— Exercise goal —
Copy the records below exactly, leaving out any pictures.

— Extracted data —
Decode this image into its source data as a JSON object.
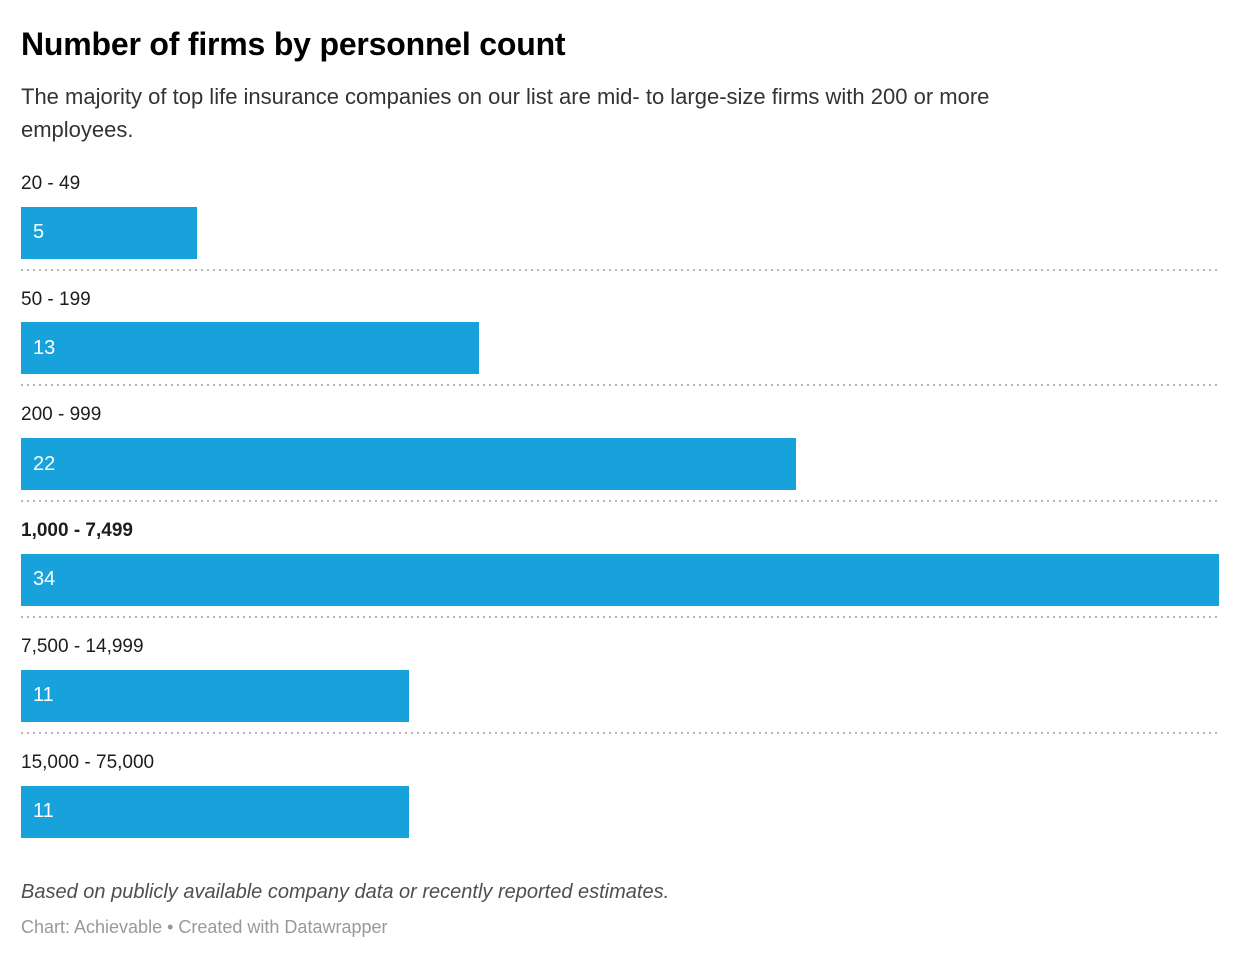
{
  "header": {
    "title": "Number of firms by personnel count",
    "subtitle": "The majority of top life insurance companies on our list are mid- to large-size firms with 200 or more employees."
  },
  "chart_data": {
    "type": "bar",
    "orientation": "horizontal",
    "categories": [
      "20 - 49",
      "50 - 199",
      "200 - 999",
      "1,000 - 7,499",
      "7,500 - 14,999",
      "15,000 - 75,000"
    ],
    "values": [
      5,
      13,
      22,
      34,
      11,
      11
    ],
    "max_value": 34,
    "emphasized_index": 3,
    "bar_color": "#18a2dc",
    "value_label_color": "#ffffff",
    "label_color": "#1d1d1d",
    "separator_style": "dotted",
    "separator_color": "#b5b5b5",
    "title": "Number of firms by personnel count",
    "xlabel": "",
    "ylabel": "",
    "xlim": [
      0,
      34
    ],
    "grid": "off",
    "legend": "none"
  },
  "footer": {
    "note": "Based on publicly available company data or recently reported estimates.",
    "byline": "Chart: Achievable • Created with Datawrapper"
  }
}
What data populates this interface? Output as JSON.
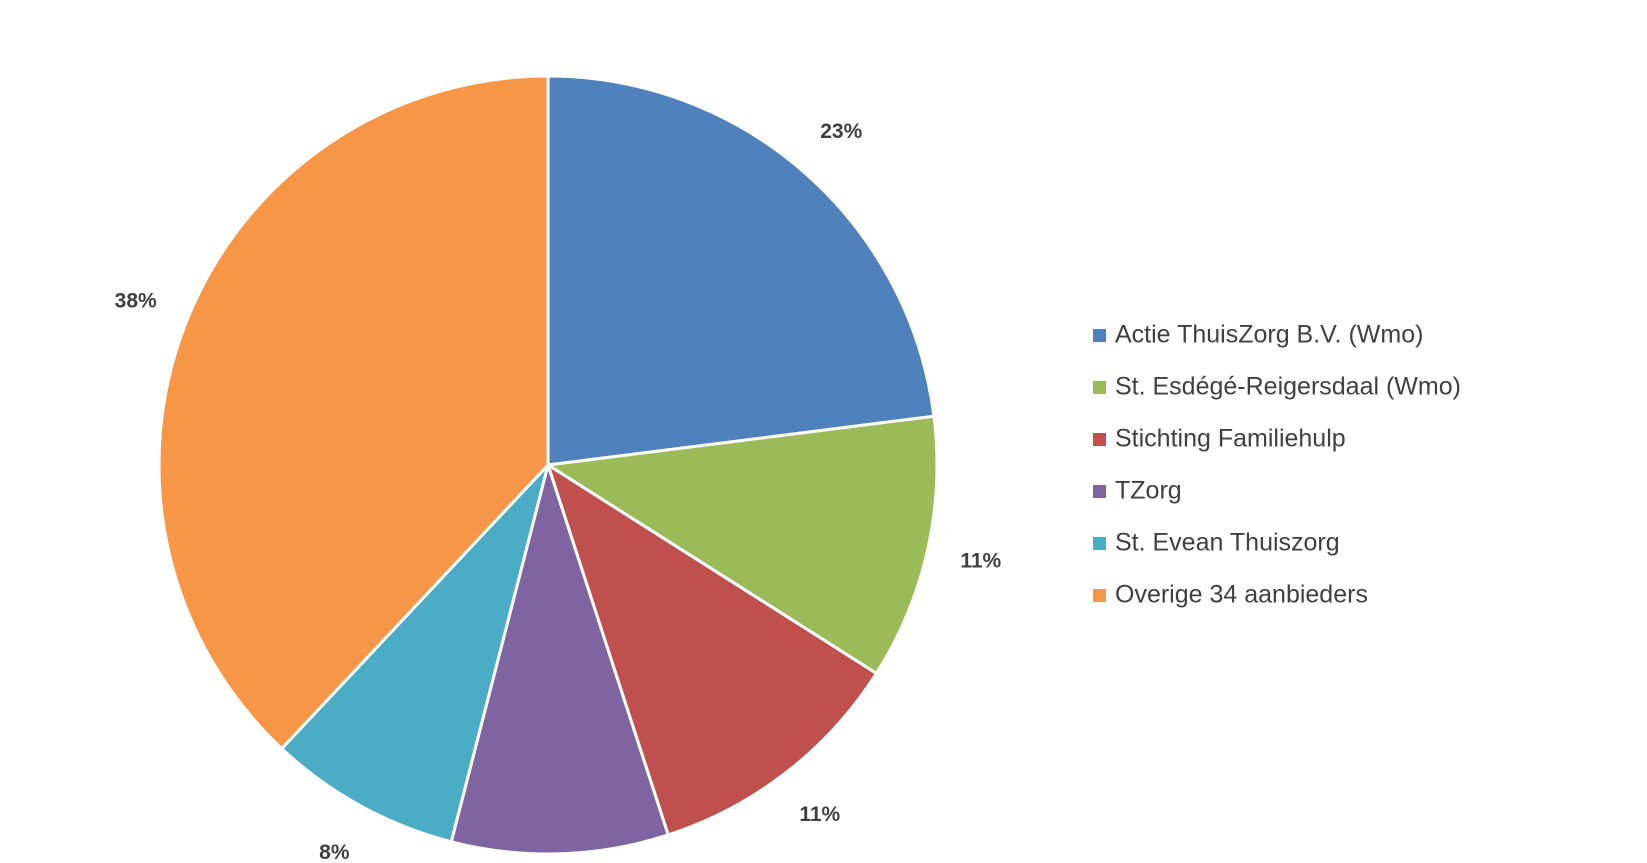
{
  "chart_data": {
    "type": "pie",
    "categories": [
      "Actie ThuisZorg B.V. (Wmo)",
      "St. Esdégé-Reigersdaal (Wmo)",
      "Stichting Familiehulp",
      "TZorg",
      "St. Evean Thuiszorg",
      "Overige 34 aanbieders"
    ],
    "values": [
      23,
      11,
      11,
      9,
      8,
      38
    ],
    "value_labels": [
      "23%",
      "11%",
      "11%",
      null,
      "8%",
      "38%"
    ],
    "colors": [
      "#4f81bd",
      "#9bbb59",
      "#c0504d",
      "#8064a2",
      "#4bacc6",
      "#f79646"
    ],
    "legend": "right"
  }
}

— Solution to the problem —
Decode this image into its source data as a JSON object.
{
  "header": {
    "title": "Number of firms by personnel count",
    "subtitle": "The majority of top life insurance companies on our list are mid- to large-size firms with 200 or more employees."
  },
  "chart_data": {
    "type": "bar",
    "orientation": "horizontal",
    "categories": [
      "20 - 49",
      "50 - 199",
      "200 - 999",
      "1,000 - 7,499",
      "7,500 - 14,999",
      "15,000 - 75,000"
    ],
    "values": [
      5,
      13,
      22,
      34,
      11,
      11
    ],
    "max_value": 34,
    "emphasized_index": 3,
    "bar_color": "#18a2dc",
    "value_label_color": "#ffffff",
    "label_color": "#1d1d1d",
    "separator_style": "dotted",
    "separator_color": "#b5b5b5",
    "title": "Number of firms by personnel count",
    "xlabel": "",
    "ylabel": "",
    "xlim": [
      0,
      34
    ],
    "grid": "off",
    "legend": "none"
  },
  "footer": {
    "note": "Based on publicly available company data or recently reported estimates.",
    "byline": "Chart: Achievable • Created with Datawrapper"
  }
}
What data populates this interface? Output as JSON.
{
  "chart_data": {
    "type": "pie",
    "categories": [
      "Actie ThuisZorg B.V. (Wmo)",
      "St. Esdégé-Reigersdaal (Wmo)",
      "Stichting Familiehulp",
      "TZorg",
      "St. Evean Thuiszorg",
      "Overige 34 aanbieders"
    ],
    "values": [
      23,
      11,
      11,
      9,
      8,
      38
    ],
    "value_labels": [
      "23%",
      "11%",
      "11%",
      null,
      "8%",
      "38%"
    ],
    "colors": [
      "#4f81bd",
      "#9bbb59",
      "#c0504d",
      "#8064a2",
      "#4bacc6",
      "#f79646"
    ],
    "legend": "right"
  }
}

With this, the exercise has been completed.